Pick out the lines below with "SRMTID" and list them.

Chart and figure data:
++++++++++++++++++++
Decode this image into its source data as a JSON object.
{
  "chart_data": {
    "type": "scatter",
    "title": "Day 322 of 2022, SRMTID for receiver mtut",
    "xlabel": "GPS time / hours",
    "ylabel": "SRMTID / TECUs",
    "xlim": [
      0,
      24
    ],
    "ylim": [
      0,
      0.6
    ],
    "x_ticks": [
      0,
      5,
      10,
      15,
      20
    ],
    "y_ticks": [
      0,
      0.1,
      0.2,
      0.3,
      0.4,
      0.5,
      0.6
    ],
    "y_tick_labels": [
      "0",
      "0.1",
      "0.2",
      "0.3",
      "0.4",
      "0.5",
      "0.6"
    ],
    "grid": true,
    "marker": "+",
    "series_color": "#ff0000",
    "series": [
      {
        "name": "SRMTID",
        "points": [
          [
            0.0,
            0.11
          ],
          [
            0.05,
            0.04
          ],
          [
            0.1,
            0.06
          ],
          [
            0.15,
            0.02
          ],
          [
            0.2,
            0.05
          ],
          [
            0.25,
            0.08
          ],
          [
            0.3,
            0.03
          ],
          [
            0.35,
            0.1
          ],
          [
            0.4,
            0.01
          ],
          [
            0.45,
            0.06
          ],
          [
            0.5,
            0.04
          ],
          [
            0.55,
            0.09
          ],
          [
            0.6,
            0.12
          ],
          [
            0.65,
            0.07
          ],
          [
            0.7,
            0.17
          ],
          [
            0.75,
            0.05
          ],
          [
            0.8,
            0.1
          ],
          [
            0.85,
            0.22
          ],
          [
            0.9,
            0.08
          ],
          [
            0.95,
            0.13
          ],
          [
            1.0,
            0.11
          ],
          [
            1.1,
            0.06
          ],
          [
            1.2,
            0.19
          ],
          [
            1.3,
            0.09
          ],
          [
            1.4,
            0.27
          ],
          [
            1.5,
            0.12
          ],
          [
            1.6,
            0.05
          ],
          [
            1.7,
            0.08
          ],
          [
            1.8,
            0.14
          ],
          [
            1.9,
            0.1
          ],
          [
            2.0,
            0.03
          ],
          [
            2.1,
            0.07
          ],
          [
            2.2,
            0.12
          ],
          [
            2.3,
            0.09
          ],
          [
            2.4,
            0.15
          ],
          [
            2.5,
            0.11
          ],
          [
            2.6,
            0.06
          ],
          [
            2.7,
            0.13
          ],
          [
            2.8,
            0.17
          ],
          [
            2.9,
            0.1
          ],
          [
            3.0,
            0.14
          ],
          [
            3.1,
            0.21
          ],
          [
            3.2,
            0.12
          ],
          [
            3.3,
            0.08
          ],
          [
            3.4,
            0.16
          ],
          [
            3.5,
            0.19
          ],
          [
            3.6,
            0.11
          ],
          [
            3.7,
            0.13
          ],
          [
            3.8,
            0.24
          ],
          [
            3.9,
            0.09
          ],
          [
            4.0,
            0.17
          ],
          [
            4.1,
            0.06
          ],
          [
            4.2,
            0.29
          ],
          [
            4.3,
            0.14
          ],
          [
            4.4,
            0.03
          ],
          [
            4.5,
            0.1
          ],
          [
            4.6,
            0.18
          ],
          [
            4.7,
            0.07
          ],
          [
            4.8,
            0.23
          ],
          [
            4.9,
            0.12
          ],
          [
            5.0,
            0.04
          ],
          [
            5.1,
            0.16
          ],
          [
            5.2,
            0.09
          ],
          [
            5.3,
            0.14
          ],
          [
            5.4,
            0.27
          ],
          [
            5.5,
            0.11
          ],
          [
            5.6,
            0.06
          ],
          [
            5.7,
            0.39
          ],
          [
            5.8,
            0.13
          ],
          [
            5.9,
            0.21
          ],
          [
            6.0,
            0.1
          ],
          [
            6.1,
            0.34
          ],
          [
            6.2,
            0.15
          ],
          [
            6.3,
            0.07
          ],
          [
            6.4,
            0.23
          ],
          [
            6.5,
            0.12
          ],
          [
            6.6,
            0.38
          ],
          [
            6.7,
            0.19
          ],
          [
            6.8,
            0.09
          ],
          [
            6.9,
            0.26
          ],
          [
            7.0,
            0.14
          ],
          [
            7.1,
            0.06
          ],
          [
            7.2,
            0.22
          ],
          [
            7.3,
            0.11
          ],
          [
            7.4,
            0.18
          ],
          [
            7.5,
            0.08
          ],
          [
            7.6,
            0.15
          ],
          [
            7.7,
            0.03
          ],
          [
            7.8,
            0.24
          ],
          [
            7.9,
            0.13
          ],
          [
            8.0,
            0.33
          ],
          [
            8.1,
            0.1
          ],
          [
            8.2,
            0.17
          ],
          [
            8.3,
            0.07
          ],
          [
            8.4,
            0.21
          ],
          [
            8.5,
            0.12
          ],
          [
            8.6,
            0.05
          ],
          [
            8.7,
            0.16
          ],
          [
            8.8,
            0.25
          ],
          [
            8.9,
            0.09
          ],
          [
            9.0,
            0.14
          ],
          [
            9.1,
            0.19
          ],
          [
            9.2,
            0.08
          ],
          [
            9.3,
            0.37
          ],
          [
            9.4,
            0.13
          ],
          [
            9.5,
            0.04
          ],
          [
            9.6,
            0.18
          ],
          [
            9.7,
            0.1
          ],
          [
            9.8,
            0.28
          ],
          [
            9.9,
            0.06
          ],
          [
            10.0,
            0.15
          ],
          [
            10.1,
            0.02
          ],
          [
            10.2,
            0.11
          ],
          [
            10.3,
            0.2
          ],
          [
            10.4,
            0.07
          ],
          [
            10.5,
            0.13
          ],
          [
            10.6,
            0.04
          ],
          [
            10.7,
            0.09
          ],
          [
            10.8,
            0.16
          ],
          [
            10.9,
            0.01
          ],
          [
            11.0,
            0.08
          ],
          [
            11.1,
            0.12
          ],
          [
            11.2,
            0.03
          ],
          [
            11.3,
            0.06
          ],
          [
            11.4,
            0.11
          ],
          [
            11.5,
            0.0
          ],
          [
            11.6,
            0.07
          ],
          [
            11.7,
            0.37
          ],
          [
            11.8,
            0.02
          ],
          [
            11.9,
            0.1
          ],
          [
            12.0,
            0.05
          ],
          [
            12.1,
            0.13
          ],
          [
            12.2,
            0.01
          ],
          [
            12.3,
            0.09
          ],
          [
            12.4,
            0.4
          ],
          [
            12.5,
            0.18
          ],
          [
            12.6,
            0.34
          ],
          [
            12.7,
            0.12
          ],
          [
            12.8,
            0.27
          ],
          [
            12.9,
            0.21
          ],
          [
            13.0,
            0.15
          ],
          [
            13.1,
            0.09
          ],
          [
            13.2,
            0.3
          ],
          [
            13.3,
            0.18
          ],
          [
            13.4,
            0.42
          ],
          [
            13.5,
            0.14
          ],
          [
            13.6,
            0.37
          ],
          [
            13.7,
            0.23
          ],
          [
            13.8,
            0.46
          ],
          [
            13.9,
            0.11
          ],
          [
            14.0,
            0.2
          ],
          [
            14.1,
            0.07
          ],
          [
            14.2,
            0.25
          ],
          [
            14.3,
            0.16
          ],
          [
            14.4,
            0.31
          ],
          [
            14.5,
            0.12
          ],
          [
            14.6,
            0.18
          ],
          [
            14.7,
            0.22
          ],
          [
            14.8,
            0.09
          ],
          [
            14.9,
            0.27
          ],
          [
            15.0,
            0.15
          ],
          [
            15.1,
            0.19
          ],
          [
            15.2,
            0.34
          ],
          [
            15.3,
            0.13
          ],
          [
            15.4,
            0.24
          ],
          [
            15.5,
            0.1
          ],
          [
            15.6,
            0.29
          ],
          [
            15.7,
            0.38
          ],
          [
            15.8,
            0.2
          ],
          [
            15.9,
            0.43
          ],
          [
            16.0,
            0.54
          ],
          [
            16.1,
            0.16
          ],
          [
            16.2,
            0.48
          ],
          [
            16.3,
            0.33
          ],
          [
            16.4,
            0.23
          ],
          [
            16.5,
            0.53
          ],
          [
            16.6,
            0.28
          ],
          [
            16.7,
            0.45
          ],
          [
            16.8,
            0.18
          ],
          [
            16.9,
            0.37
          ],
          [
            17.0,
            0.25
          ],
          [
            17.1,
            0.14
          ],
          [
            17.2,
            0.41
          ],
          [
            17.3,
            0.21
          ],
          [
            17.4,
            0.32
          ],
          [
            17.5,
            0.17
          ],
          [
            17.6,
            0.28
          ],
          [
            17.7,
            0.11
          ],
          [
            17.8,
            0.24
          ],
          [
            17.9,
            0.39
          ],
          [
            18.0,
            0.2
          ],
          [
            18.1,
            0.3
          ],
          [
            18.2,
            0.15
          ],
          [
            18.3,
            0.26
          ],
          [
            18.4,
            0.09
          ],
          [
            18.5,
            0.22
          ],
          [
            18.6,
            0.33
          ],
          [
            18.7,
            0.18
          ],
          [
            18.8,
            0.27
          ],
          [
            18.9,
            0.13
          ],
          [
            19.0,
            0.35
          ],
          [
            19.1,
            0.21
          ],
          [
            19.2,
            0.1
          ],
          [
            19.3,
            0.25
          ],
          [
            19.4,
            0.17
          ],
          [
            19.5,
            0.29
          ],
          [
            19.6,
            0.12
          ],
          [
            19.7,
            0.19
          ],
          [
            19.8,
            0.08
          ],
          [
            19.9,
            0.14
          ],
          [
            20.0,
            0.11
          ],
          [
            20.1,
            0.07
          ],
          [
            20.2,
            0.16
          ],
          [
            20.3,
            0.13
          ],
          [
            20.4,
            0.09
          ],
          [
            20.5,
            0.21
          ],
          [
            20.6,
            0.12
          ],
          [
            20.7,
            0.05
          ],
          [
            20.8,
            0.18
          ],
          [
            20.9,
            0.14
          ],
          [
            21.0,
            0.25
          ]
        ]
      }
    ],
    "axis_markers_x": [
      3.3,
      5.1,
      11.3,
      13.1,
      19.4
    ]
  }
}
++++++++++++++++++++
▶ Output for this task
    "title": "Day 322 of 2022, SRMTID for receiver mtut",
    "ylabel": "SRMTID / TECUs",
        "name": "SRMTID",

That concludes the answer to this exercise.